··· Given data

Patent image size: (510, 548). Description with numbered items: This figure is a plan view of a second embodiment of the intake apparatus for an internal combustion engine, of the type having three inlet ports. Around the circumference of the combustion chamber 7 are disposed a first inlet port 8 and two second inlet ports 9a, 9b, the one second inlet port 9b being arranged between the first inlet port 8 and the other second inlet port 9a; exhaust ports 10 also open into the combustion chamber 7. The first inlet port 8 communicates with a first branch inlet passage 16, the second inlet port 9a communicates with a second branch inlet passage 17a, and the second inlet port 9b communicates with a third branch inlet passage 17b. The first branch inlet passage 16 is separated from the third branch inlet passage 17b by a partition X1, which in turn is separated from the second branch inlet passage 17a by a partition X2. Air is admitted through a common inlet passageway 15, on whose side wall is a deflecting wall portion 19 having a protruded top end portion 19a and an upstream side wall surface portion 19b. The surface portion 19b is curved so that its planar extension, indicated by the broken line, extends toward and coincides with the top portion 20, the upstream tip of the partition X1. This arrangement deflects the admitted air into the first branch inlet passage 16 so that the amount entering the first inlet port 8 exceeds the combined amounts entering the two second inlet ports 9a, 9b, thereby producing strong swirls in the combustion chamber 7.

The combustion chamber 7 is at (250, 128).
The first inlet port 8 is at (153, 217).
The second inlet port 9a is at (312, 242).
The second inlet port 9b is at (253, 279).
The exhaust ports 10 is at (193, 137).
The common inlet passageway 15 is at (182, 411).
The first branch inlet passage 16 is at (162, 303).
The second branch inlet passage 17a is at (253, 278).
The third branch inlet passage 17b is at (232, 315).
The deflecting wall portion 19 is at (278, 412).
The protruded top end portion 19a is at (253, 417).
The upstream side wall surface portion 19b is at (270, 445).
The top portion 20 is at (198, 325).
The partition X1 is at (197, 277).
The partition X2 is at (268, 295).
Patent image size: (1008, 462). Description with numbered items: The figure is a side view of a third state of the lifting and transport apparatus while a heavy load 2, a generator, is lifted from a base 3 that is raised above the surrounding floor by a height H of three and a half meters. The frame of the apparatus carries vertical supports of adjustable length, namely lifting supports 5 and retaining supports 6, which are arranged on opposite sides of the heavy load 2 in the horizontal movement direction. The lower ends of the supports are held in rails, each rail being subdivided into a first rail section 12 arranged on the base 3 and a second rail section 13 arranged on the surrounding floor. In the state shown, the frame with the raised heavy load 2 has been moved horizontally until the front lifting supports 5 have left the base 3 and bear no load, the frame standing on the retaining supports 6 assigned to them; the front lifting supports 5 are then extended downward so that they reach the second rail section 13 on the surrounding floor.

······

### What is asked
Print every line of the records above verbatim, with no alteration or omission.

### Answer below
Patent image size: (510, 548). Description with numbered items: This figure is a plan view of a second embodiment of the intake apparatus for an internal combustion engine, of the type having three inlet ports. Around the circumference of the combustion chamber 7 are disposed a first inlet port 8 and two second inlet ports 9a, 9b, the one second inlet port 9b being arranged between the first inlet port 8 and the other second inlet port 9a; exhaust ports 10 also open into the combustion chamber 7. The first inlet port 8 communicates with a first branch inlet passage 16, the second inlet port 9a communicates with a second branch inlet passage 17a, and the second inlet port 9b communicates with a third branch inlet passage 17b. The first branch inlet passage 16 is separated from the third branch inlet passage 17b by a partition X1, which in turn is separated from the second branch inlet passage 17a by a partition X2. Air is admitted through a common inlet passageway 15, on whose side wall is a deflecting wall portion 19 having a protruded top end portion 19a and an upstream side wall surface portion 19b. The surface portion 19b is curved so that its planar extension, indicated by the broken line, extends toward and coincides with the top portion 20, the upstream tip of the partition X1. This arrangement deflects the admitted air into the first branch inlet passage 16 so that the amount entering the first inlet port 8 exceeds the combined amounts entering the two second inlet ports 9a, 9b, thereby producing strong swirls in the combustion chamber 7.

The combustion chamber 7 is at (250, 128).
The first inlet port 8 is at (153, 217).
The second inlet port 9a is at (312, 242).
The second inlet port 9b is at (253, 279).
The exhaust ports 10 is at (193, 137).
The common inlet passageway 15 is at (182, 411).
The first branch inlet passage 16 is at (162, 303).
The second branch inlet passage 17a is at (253, 278).
The third branch inlet passage 17b is at (232, 315).
The deflecting wall portion 19 is at (278, 412).
The protruded top end portion 19a is at (253, 417).
The upstream side wall surface portion 19b is at (270, 445).
The top portion 20 is at (198, 325).
The partition X1 is at (197, 277).
The partition X2 is at (268, 295).
Patent image size: (1008, 462). Description with numbered items: The figure is a side view of a third state of the lifting and transport apparatus while a heavy load 2, a generator, is lifted from a base 3 that is raised above the surrounding floor by a height H of three and a half meters. The frame of the apparatus carries vertical supports of adjustable length, namely lifting supports 5 and retaining supports 6, which are arranged on opposite sides of the heavy load 2 in the horizontal movement direction. The lower ends of the supports are held in rails, each rail being subdivided into a first rail section 12 arranged on the base 3 and a second rail section 13 arranged on the surrounding floor. In the state shown, the frame with the raised heavy load 2 has been moved horizontally until the front lifting supports 5 have left the base 3 and bear no load, the frame standing on the retaining supports 6 assigned to them; the front lifting supports 5 are then extended downward so that they reach the second rail section 13 on the surrounding floor.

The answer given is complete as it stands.